## Begin AVAILABLE RECORDS

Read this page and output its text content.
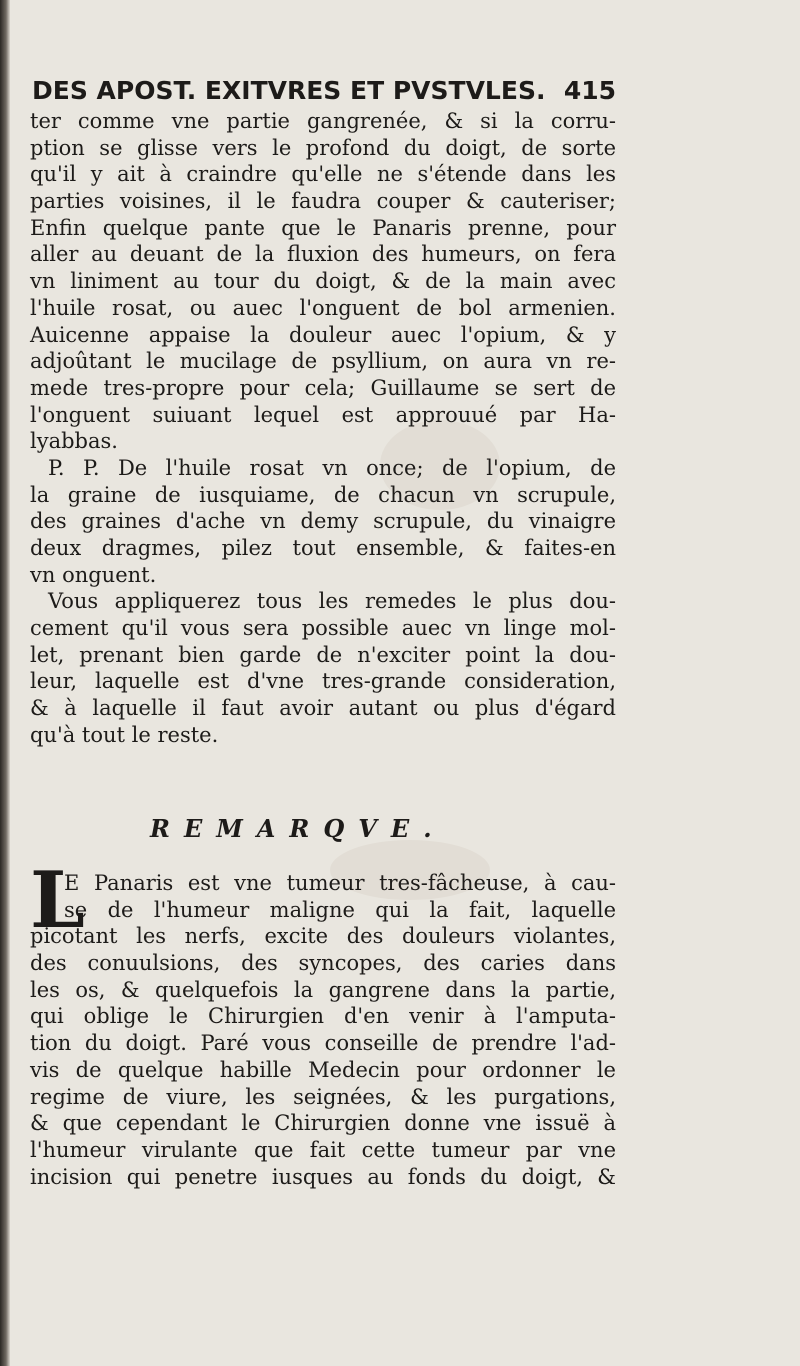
DES APOST. EXITVRES ET PVSTVLES. 415
ter comme vne partie gangrenée, & si la corru-
ption se glisse vers le profond du doigt, de sorte
qu'il y ait à craindre qu'elle ne s'étende dans les
parties voisines, il le faudra couper & cauteriser;
Enfin quelque pante que le Panaris prenne, pour
aller au deuant de la fluxion des humeurs, on fera
vn liniment au tour du doigt, & de la main avec
l'huile rosat, ou auec l'onguent de bol armenien.
Auicenne appaise la douleur auec l'opium, & y
adjoûtant le mucilage de psyllium, on aura vn re-
mede tres-propre pour cela; Guillaume se sert de
l'onguent suiuant lequel est approuué par Ha-
lyabbas.
P. P. De l'huile rosat vn once; de l'opium, de
la graine de iusquiame, de chacun vn scrupule,
des graines d'ache vn demy scrupule, du vinaigre
deux dragmes, pilez tout ensemble, & faites-en
vn onguent.
Vous appliquerez tous les remedes le plus dou-
cement qu'il vous sera possible auec vn linge mol-
let, prenant bien garde de n'exciter point la dou-
leur, laquelle est d'vne tres-grande consideration,
& à laquelle il faut avoir autant ou plus d'égard
qu'à tout le reste.
REMARQVE.
L
E Panaris est vne tumeur tres-fâcheuse, à cau-
se de l'humeur maligne qui la fait, laquelle
picotant les nerfs, excite des douleurs violantes,
des conuulsions, des syncopes, des caries dans
les os, & quelquefois la gangrene dans la partie,
qui oblige le Chirurgien d'en venir à l'amputa-
tion du doigt. Paré vous conseille de prendre l'ad-
vis de quelque habille Medecin pour ordonner le
regime de viure, les seignées, & les purgations,
& que cependant le Chirurgien donne vne issuë à
l'humeur virulante que fait cette tumeur par vne
incision qui penetre iusques au fonds du doigt, &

## End AVAILABLE RECORDS

▶ _WRITTEN REQUEST_
Copy every line above word for word and exclude the pictures.

▶ _OUTPUT FOR THIS TASK_
Read this page and output its text content.
DES APOST. EXITVRES ET PVSTVLES. 415
ter comme vne partie gangrenée, & si la corru-
ption se glisse vers le profond du doigt, de sorte
qu'il y ait à craindre qu'elle ne s'étende dans les
parties voisines, il le faudra couper & cauteriser;
Enfin quelque pante que le Panaris prenne, pour
aller au deuant de la fluxion des humeurs, on fera
vn liniment au tour du doigt, & de la main avec
l'huile rosat, ou auec l'onguent de bol armenien.
Auicenne appaise la douleur auec l'opium, & y
adjoûtant le mucilage de psyllium, on aura vn re-
mede tres-propre pour cela; Guillaume se sert de
l'onguent suiuant lequel est approuué par Ha-
lyabbas.
P. P. De l'huile rosat vn once; de l'opium, de
la graine de iusquiame, de chacun vn scrupule,
des graines d'ache vn demy scrupule, du vinaigre
deux dragmes, pilez tout ensemble, & faites-en
vn onguent.
Vous appliquerez tous les remedes le plus dou-
cement qu'il vous sera possible auec vn linge mol-
let, prenant bien garde de n'exciter point la dou-
leur, laquelle est d'vne tres-grande consideration,
& à laquelle il faut avoir autant ou plus d'égard
qu'à tout le reste.
REMARQVE.
L
E Panaris est vne tumeur tres-fâcheuse, à cau-
se de l'humeur maligne qui la fait, laquelle
picotant les nerfs, excite des douleurs violantes,
des conuulsions, des syncopes, des caries dans
les os, & quelquefois la gangrene dans la partie,
qui oblige le Chirurgien d'en venir à l'amputa-
tion du doigt. Paré vous conseille de prendre l'ad-
vis de quelque habille Medecin pour ordonner le
regime de viure, les seignées, & les purgations,
& que cependant le Chirurgien donne vne issuë à
l'humeur virulante que fait cette tumeur par vne
incision qui penetre iusques au fonds du doigt, &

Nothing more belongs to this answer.